_Task instructions:_ Copy every entry word for word. Skip the pictures.

┌──

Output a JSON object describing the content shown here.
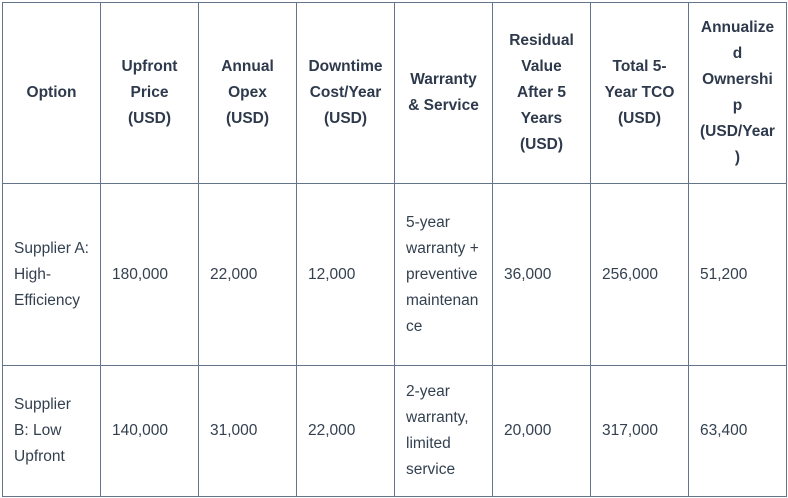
{
  "chart_data": {
    "type": "table",
    "title": "",
    "columns": [
      "Option",
      "Upfront Price (USD)",
      "Annual Opex (USD)",
      "Downtime Cost/Year (USD)",
      "Warranty & Service",
      "Residual Value After 5 Years (USD)",
      "Total 5-Year TCO (USD)",
      "Annualized Ownership (USD/Year)"
    ],
    "rows": [
      [
        "Supplier A: High-Efficiency",
        "180,000",
        "22,000",
        "12,000",
        "5-year warranty + preventive maintenance",
        "36,000",
        "256,000",
        "51,200"
      ],
      [
        "Supplier B: Low Upfront",
        "140,000",
        "31,000",
        "22,000",
        "2-year warranty, limited service",
        "20,000",
        "317,000",
        "63,400"
      ]
    ],
    "numeric_rows": [
      {
        "option": "Supplier A: High-Efficiency",
        "upfront_price_usd": 180000,
        "annual_opex_usd": 22000,
        "downtime_cost_per_year_usd": 12000,
        "residual_value_after_5_years_usd": 36000,
        "total_5_year_tco_usd": 256000,
        "annualized_ownership_usd_per_year": 51200
      },
      {
        "option": "Supplier B: Low Upfront",
        "upfront_price_usd": 140000,
        "annual_opex_usd": 31000,
        "downtime_cost_per_year_usd": 22000,
        "residual_value_after_5_years_usd": 20000,
        "total_5_year_tco_usd": 317000,
        "annualized_ownership_usd_per_year": 63400
      }
    ],
    "layout_hints": {
      "header_bold": true,
      "header_align": "center",
      "body_align": "left",
      "grid": true
    }
  },
  "colors": {
    "text": "#2e3a4c",
    "border": "#64748b",
    "outer_border": "#52627a",
    "background": "#ffffff"
  }
}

└──

_Finished task:_
Output a JSON object describing the content shown here.
{
  "chart_data": {
    "type": "table",
    "title": "",
    "columns": [
      "Option",
      "Upfront Price (USD)",
      "Annual Opex (USD)",
      "Downtime Cost/Year (USD)",
      "Warranty & Service",
      "Residual Value After 5 Years (USD)",
      "Total 5-Year TCO (USD)",
      "Annualized Ownership (USD/Year)"
    ],
    "rows": [
      [
        "Supplier A: High-Efficiency",
        "180,000",
        "22,000",
        "12,000",
        "5-year warranty + preventive maintenance",
        "36,000",
        "256,000",
        "51,200"
      ],
      [
        "Supplier B: Low Upfront",
        "140,000",
        "31,000",
        "22,000",
        "2-year warranty, limited service",
        "20,000",
        "317,000",
        "63,400"
      ]
    ],
    "numeric_rows": [
      {
        "option": "Supplier A: High-Efficiency",
        "upfront_price_usd": 180000,
        "annual_opex_usd": 22000,
        "downtime_cost_per_year_usd": 12000,
        "residual_value_after_5_years_usd": 36000,
        "total_5_year_tco_usd": 256000,
        "annualized_ownership_usd_per_year": 51200
      },
      {
        "option": "Supplier B: Low Upfront",
        "upfront_price_usd": 140000,
        "annual_opex_usd": 31000,
        "downtime_cost_per_year_usd": 22000,
        "residual_value_after_5_years_usd": 20000,
        "total_5_year_tco_usd": 317000,
        "annualized_ownership_usd_per_year": 63400
      }
    ],
    "layout_hints": {
      "header_bold": true,
      "header_align": "center",
      "body_align": "left",
      "grid": true
    }
  },
  "colors": {
    "text": "#2e3a4c",
    "border": "#64748b",
    "outer_border": "#52627a",
    "background": "#ffffff"
  }
}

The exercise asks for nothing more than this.